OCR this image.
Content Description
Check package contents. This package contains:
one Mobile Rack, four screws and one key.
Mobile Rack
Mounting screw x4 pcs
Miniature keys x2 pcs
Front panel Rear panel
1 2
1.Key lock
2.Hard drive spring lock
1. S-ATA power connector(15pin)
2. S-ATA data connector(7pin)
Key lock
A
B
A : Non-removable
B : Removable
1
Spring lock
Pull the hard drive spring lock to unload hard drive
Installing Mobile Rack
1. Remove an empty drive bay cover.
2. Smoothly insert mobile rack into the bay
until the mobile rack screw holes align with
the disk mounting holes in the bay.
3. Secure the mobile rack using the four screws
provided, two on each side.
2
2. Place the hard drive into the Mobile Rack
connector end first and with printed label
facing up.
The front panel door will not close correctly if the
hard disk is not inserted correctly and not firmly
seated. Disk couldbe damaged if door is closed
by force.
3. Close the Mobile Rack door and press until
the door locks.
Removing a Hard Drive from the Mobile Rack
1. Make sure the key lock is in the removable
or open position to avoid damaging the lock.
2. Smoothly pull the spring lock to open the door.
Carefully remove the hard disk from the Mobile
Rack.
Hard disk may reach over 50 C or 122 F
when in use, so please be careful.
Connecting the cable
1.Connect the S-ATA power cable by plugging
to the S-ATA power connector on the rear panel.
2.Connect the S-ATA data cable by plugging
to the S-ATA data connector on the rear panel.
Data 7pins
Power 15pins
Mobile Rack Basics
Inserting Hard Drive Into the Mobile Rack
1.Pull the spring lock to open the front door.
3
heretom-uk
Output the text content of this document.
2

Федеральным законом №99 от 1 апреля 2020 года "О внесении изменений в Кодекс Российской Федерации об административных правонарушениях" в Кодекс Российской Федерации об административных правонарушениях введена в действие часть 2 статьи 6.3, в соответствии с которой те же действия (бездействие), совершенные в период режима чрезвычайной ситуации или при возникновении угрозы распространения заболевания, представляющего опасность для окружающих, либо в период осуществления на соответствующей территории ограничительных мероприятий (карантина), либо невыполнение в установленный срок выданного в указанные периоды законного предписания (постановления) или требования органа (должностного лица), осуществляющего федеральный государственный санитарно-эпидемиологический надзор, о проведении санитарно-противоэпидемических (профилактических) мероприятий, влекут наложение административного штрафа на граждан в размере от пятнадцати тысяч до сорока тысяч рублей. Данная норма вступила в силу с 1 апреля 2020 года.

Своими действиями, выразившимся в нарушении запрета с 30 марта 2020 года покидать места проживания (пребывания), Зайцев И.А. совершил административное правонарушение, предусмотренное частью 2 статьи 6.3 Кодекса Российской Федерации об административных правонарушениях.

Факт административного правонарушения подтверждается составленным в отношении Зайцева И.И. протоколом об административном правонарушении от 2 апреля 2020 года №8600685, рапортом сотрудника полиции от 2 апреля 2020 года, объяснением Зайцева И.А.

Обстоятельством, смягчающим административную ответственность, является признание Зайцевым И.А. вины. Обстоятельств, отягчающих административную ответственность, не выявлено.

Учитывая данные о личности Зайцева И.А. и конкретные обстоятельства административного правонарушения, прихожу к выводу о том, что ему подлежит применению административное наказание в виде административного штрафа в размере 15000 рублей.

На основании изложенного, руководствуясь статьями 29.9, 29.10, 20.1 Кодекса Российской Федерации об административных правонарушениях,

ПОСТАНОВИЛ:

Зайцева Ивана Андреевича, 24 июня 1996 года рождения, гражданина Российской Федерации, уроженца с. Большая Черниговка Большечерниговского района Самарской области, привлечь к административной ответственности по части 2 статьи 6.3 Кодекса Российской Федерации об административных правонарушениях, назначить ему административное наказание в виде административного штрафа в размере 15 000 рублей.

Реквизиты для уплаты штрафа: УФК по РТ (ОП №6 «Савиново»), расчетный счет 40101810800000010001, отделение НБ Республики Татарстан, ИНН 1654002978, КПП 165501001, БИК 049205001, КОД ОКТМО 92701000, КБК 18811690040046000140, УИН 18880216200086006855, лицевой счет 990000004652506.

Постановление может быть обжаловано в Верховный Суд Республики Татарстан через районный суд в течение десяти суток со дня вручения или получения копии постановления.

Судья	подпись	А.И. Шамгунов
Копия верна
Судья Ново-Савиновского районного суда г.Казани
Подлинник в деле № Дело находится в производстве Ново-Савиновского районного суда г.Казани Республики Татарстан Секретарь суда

----------

Exact copies of all the records are required.

OCR this image.
Content Description
Check package contents. This package contains:
one Mobile Rack, four screws and one key.
Mobile Rack
Mounting screw x4 pcs
Miniature keys x2 pcs
Front panel Rear panel
1 2
1.Key lock
2.Hard drive spring lock
1. S-ATA power connector(15pin)
2. S-ATA data connector(7pin)
Key lock
A
B
A : Non-removable
B : Removable
1
Spring lock
Pull the hard drive spring lock to unload hard drive
Installing Mobile Rack
1. Remove an empty drive bay cover.
2. Smoothly insert mobile rack into the bay
until the mobile rack screw holes align with
the disk mounting holes in the bay.
3. Secure the mobile rack using the four screws
provided, two on each side.
2
2. Place the hard drive into the Mobile Rack
connector end first and with printed label
facing up.
The front panel door will not close correctly if the
hard disk is not inserted correctly and not firmly
seated. Disk couldbe damaged if door is closed
by force.
3. Close the Mobile Rack door and press until
the door locks.
Removing a Hard Drive from the Mobile Rack
1. Make sure the key lock is in the removable
or open position to avoid damaging the lock.
2. Smoothly pull the spring lock to open the door.
Carefully remove the hard disk from the Mobile
Rack.
Hard disk may reach over 50 C or 122 F
when in use, so please be careful.
Connecting the cable
1.Connect the S-ATA power cable by plugging
to the S-ATA power connector on the rear panel.
2.Connect the S-ATA data cable by plugging
to the S-ATA data connector on the rear panel.
Data 7pins
Power 15pins
Mobile Rack Basics
Inserting Hard Drive Into the Mobile Rack
1.Pull the spring lock to open the front door.
3
heretom-uk
Output the text content of this document.
2

Федеральным законом №99 от 1 апреля 2020 года "О внесении изменений в Кодекс Российской Федерации об административных правонарушениях" в Кодекс Российской Федерации об административных правонарушениях введена в действие часть 2 статьи 6.3, в соответствии с которой те же действия (бездействие), совершенные в период режима чрезвычайной ситуации или при возникновении угрозы распространения заболевания, представляющего опасность для окружающих, либо в период осуществления на соответствующей территории ограничительных мероприятий (карантина), либо невыполнение в установленный срок выданного в указанные периоды законного предписания (постановления) или требования органа (должностного лица), осуществляющего федеральный государственный санитарно-эпидемиологический надзор, о проведении санитарно-противоэпидемических (профилактических) мероприятий, влекут наложение административного штрафа на граждан в размере от пятнадцати тысяч до сорока тысяч рублей. Данная норма вступила в силу с 1 апреля 2020 года.

Своими действиями, выразившимся в нарушении запрета с 30 марта 2020 года покидать места проживания (пребывания), Зайцев И.А. совершил административное правонарушение, предусмотренное частью 2 статьи 6.3 Кодекса Российской Федерации об административных правонарушениях.

Факт административного правонарушения подтверждается составленным в отношении Зайцева И.И. протоколом об административном правонарушении от 2 апреля 2020 года №8600685, рапортом сотрудника полиции от 2 апреля 2020 года, объяснением Зайцева И.А.

Обстоятельством, смягчающим административную ответственность, является признание Зайцевым И.А. вины. Обстоятельств, отягчающих административную ответственность, не выявлено.

Учитывая данные о личности Зайцева И.А. и конкретные обстоятельства административного правонарушения, прихожу к выводу о том, что ему подлежит применению административное наказание в виде административного штрафа в размере 15000 рублей.

На основании изложенного, руководствуясь статьями 29.9, 29.10, 20.1 Кодекса Российской Федерации об административных правонарушениях,

ПОСТАНОВИЛ:

Зайцева Ивана Андреевича, 24 июня 1996 года рождения, гражданина Российской Федерации, уроженца с. Большая Черниговка Большечерниговского района Самарской области, привлечь к административной ответственности по части 2 статьи 6.3 Кодекса Российской Федерации об административных правонарушениях, назначить ему административное наказание в виде административного штрафа в размере 15 000 рублей.

Реквизиты для уплаты штрафа: УФК по РТ (ОП №6 «Савиново»), расчетный счет 40101810800000010001, отделение НБ Республики Татарстан, ИНН 1654002978, КПП 165501001, БИК 049205001, КОД ОКТМО 92701000, КБК 18811690040046000140, УИН 18880216200086006855, лицевой счет 990000004652506.

Постановление может быть обжаловано в Верховный Суд Республики Татарстан через районный суд в течение десяти суток со дня вручения или получения копии постановления.

Судья	подпись	А.И. Шамгунов
Копия верна
Судья Ново-Савиновского районного суда г.Казани
Подлинник в деле № Дело находится в производстве Ново-Савиновского районного суда г.Казани Республики Татарстан Секретарь суда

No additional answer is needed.